>> START
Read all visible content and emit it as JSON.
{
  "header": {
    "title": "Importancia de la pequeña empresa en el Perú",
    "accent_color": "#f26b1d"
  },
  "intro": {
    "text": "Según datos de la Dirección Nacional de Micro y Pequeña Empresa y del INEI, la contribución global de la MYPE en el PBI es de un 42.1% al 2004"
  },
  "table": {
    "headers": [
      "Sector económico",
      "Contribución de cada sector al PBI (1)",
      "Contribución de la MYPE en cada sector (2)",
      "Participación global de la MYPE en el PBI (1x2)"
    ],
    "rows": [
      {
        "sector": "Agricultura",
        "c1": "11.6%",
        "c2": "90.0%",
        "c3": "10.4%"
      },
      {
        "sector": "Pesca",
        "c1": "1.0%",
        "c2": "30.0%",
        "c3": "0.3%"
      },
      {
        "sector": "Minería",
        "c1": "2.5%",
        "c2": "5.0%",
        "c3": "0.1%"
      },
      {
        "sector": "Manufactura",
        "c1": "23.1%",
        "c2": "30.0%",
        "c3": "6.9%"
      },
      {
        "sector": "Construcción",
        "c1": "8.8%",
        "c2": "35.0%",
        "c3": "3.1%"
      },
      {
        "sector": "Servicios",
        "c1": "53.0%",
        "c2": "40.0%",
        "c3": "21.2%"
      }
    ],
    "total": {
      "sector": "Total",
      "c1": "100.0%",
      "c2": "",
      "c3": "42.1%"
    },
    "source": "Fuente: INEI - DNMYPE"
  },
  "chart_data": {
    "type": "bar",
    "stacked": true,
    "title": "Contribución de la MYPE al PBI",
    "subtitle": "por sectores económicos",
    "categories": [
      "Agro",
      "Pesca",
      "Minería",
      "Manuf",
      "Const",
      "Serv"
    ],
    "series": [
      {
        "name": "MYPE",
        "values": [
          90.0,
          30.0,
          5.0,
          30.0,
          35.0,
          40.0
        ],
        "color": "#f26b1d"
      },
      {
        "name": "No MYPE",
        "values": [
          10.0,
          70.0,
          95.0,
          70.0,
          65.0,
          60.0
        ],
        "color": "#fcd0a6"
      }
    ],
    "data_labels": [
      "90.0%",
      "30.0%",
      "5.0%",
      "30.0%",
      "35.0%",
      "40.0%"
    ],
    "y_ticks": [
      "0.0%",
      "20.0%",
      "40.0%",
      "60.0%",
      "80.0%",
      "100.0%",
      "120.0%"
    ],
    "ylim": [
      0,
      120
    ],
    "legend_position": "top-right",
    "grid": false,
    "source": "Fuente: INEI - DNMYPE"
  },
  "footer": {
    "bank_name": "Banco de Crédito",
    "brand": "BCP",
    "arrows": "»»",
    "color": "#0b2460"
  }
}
>> END
*SET TASK*. Write down every line of the data exactly as it appears above.

*PROBLEM SOLUTION*.
Read all visible content and emit it as JSON.
{
  "header": {
    "title": "Importancia de la pequeña empresa en el Perú",
    "accent_color": "#f26b1d"
  },
  "intro": {
    "text": "Según datos de la Dirección Nacional de Micro y Pequeña Empresa y del INEI, la contribución global de la MYPE en el PBI es de un 42.1% al 2004"
  },
  "table": {
    "headers": [
      "Sector económico",
      "Contribución de cada sector al PBI (1)",
      "Contribución de la MYPE en cada sector (2)",
      "Participación global de la MYPE en el PBI (1x2)"
    ],
    "rows": [
      {
        "sector": "Agricultura",
        "c1": "11.6%",
        "c2": "90.0%",
        "c3": "10.4%"
      },
      {
        "sector": "Pesca",
        "c1": "1.0%",
        "c2": "30.0%",
        "c3": "0.3%"
      },
      {
        "sector": "Minería",
        "c1": "2.5%",
        "c2": "5.0%",
        "c3": "0.1%"
      },
      {
        "sector": "Manufactura",
        "c1": "23.1%",
        "c2": "30.0%",
        "c3": "6.9%"
      },
      {
        "sector": "Construcción",
        "c1": "8.8%",
        "c2": "35.0%",
        "c3": "3.1%"
      },
      {
        "sector": "Servicios",
        "c1": "53.0%",
        "c2": "40.0%",
        "c3": "21.2%"
      }
    ],
    "total": {
      "sector": "Total",
      "c1": "100.0%",
      "c2": "",
      "c3": "42.1%"
    },
    "source": "Fuente: INEI - DNMYPE"
  },
  "chart_data": {
    "type": "bar",
    "stacked": true,
    "title": "Contribución de la MYPE al PBI",
    "subtitle": "por sectores económicos",
    "categories": [
      "Agro",
      "Pesca",
      "Minería",
      "Manuf",
      "Const",
      "Serv"
    ],
    "series": [
      {
        "name": "MYPE",
        "values": [
          90.0,
          30.0,
          5.0,
          30.0,
          35.0,
          40.0
        ],
        "color": "#f26b1d"
      },
      {
        "name": "No MYPE",
        "values": [
          10.0,
          70.0,
          95.0,
          70.0,
          65.0,
          60.0
        ],
        "color": "#fcd0a6"
      }
    ],
    "data_labels": [
      "90.0%",
      "30.0%",
      "5.0%",
      "30.0%",
      "35.0%",
      "40.0%"
    ],
    "y_ticks": [
      "0.0%",
      "20.0%",
      "40.0%",
      "60.0%",
      "80.0%",
      "100.0%",
      "120.0%"
    ],
    "ylim": [
      0,
      120
    ],
    "legend_position": "top-right",
    "grid": false,
    "source": "Fuente: INEI - DNMYPE"
  },
  "footer": {
    "bank_name": "Banco de Crédito",
    "brand": "BCP",
    "arrows": "»»",
    "color": "#0b2460"
  }
}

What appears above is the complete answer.